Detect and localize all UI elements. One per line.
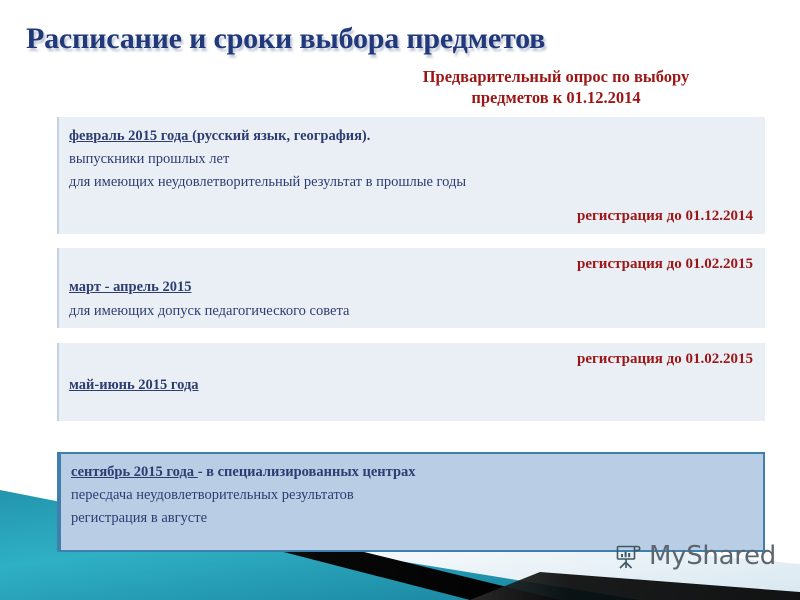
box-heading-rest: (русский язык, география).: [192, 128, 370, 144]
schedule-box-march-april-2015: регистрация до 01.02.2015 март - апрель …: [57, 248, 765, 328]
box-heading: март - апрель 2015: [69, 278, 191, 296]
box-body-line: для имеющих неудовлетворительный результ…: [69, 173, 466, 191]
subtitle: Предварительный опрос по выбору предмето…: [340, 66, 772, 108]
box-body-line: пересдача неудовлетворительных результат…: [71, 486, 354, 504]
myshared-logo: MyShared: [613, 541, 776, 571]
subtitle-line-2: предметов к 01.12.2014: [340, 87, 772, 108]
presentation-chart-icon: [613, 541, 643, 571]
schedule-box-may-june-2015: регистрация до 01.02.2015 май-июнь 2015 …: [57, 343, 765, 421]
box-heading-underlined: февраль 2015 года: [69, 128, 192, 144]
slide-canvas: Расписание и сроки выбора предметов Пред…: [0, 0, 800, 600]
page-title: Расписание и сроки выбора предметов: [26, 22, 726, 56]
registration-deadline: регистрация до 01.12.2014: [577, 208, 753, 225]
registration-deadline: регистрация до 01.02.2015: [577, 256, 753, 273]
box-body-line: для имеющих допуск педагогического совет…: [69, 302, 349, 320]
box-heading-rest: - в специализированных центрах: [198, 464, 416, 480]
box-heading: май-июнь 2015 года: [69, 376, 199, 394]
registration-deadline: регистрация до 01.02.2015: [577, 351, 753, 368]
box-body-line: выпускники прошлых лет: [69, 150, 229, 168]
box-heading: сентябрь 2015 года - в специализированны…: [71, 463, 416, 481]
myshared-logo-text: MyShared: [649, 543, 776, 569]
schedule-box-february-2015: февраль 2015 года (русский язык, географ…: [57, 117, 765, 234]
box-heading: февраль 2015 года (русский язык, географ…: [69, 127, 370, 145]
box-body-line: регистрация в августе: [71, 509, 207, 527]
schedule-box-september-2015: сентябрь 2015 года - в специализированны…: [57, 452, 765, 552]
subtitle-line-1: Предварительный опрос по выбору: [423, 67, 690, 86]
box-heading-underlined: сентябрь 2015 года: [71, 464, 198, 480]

...

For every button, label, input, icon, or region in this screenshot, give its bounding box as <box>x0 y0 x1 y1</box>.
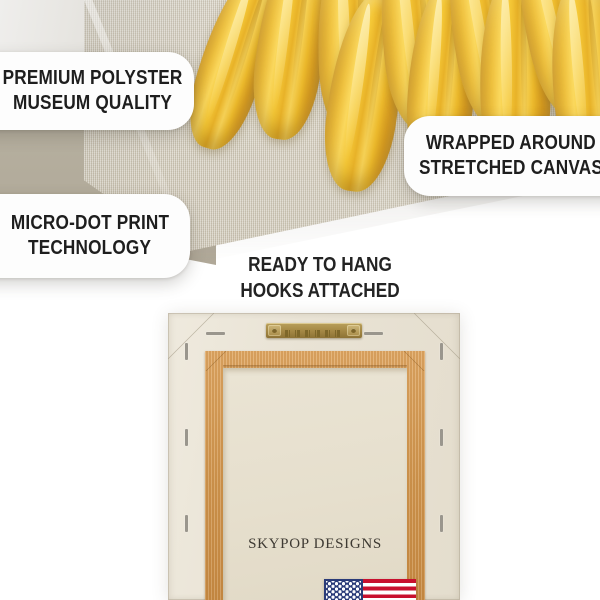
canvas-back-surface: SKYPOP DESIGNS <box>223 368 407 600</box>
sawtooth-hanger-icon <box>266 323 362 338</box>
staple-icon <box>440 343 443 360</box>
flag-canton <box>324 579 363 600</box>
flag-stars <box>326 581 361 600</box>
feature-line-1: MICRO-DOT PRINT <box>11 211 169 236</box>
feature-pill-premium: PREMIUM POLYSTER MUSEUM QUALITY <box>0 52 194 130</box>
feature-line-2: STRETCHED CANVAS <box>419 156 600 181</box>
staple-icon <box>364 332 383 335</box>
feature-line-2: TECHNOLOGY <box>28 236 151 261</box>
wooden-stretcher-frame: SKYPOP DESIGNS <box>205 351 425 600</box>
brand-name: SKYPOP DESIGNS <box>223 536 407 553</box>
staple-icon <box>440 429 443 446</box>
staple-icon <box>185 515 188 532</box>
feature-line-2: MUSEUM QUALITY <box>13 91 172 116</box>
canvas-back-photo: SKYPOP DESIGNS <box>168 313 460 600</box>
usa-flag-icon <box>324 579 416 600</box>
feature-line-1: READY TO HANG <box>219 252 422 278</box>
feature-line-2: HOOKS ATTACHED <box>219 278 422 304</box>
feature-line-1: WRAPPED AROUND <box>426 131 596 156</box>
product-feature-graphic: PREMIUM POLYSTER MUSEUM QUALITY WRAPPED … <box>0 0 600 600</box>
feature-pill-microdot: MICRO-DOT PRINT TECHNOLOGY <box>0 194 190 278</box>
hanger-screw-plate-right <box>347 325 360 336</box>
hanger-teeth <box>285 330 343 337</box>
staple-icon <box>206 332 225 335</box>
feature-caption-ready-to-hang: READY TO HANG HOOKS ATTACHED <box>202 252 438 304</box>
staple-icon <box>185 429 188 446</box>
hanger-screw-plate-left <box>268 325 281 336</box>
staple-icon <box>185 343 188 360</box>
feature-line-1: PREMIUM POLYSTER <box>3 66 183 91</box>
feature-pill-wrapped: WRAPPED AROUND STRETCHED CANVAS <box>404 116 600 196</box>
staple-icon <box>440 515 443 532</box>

== Task requirements ==
Retype the part of the items that opens with the line containing "canvas-back-surface: SKYPOP DESIGNS" and closes with the line containing "feature-line-1: MICRO-DOT PRINT", keeping every character the same.

== Written answer ==
canvas-back-surface: SKYPOP DESIGNS <box>223 368 407 600</box>
sawtooth-hanger-icon <box>266 323 362 338</box>
staple-icon <box>440 343 443 360</box>
flag-canton <box>324 579 363 600</box>
flag-stars <box>326 581 361 600</box>
feature-line-1: MICRO-DOT PRINT <box>11 211 169 236</box>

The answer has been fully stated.